**WHAT YOU HAVE TO DO**
Copy exactly the lines from the "What does this" line to the end, both included, and nothing else.

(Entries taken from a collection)
***

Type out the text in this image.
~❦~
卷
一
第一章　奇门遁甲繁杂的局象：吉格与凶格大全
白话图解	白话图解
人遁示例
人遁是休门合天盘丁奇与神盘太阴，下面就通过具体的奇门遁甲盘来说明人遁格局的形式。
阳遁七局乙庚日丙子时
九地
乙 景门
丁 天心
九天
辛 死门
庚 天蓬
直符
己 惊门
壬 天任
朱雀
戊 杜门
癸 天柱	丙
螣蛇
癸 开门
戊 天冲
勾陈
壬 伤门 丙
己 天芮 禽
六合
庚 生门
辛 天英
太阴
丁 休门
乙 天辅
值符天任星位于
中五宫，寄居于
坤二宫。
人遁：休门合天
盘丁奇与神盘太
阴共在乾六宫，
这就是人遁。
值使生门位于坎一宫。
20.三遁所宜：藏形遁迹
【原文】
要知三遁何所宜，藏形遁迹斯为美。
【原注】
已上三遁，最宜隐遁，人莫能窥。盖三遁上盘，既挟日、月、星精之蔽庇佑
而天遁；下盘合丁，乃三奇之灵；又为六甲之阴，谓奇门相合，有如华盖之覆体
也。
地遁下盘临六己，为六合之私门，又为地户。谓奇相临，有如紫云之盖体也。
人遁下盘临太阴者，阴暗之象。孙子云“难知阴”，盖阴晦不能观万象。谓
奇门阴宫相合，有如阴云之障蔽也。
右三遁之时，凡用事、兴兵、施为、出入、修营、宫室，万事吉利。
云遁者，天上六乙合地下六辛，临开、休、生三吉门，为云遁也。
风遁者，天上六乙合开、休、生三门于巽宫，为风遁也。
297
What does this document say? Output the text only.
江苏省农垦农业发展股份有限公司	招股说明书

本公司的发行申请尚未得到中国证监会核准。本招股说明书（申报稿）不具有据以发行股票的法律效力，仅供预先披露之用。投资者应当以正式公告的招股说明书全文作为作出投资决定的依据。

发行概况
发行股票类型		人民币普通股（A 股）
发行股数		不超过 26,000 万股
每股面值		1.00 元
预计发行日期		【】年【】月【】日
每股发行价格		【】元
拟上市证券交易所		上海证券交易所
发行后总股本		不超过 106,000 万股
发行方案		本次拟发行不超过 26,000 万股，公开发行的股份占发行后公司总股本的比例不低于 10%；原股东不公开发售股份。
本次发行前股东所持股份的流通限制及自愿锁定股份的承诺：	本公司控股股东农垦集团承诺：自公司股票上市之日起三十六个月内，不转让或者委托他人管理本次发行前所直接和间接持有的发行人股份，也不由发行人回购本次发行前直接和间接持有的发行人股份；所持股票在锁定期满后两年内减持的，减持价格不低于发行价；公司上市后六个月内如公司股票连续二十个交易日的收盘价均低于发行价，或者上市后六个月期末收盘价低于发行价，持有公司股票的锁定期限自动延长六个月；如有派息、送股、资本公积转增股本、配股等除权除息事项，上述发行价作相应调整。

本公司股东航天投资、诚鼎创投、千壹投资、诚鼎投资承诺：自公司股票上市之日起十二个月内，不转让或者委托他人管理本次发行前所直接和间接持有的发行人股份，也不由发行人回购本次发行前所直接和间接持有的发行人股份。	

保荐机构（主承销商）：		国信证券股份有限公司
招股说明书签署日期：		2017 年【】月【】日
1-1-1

***

**WRITTEN RESPONSE**
What does this document say? Output the text only.
江苏省农垦农业发展股份有限公司	招股说明书

本公司的发行申请尚未得到中国证监会核准。本招股说明书（申报稿）不具有据以发行股票的法律效力，仅供预先披露之用。投资者应当以正式公告的招股说明书全文作为作出投资决定的依据。

发行概况
发行股票类型		人民币普通股（A 股）
发行股数		不超过 26,000 万股
每股面值		1.00 元
预计发行日期		【】年【】月【】日
每股发行价格		【】元
拟上市证券交易所		上海证券交易所
发行后总股本		不超过 106,000 万股
发行方案		本次拟发行不超过 26,000 万股，公开发行的股份占发行后公司总股本的比例不低于 10%；原股东不公开发售股份。
本次发行前股东所持股份的流通限制及自愿锁定股份的承诺：	本公司控股股东农垦集团承诺：自公司股票上市之日起三十六个月内，不转让或者委托他人管理本次发行前所直接和间接持有的发行人股份，也不由发行人回购本次发行前直接和间接持有的发行人股份；所持股票在锁定期满后两年内减持的，减持价格不低于发行价；公司上市后六个月内如公司股票连续二十个交易日的收盘价均低于发行价，或者上市后六个月期末收盘价低于发行价，持有公司股票的锁定期限自动延长六个月；如有派息、送股、资本公积转增股本、配股等除权除息事项，上述发行价作相应调整。

本公司股东航天投资、诚鼎创投、千壹投资、诚鼎投资承诺：自公司股票上市之日起十二个月内，不转让或者委托他人管理本次发行前所直接和间接持有的发行人股份，也不由发行人回购本次发行前所直接和间接持有的发行人股份。	

保荐机构（主承销商）：		国信证券股份有限公司
招股说明书签署日期：		2017 年【】月【】日
1-1-1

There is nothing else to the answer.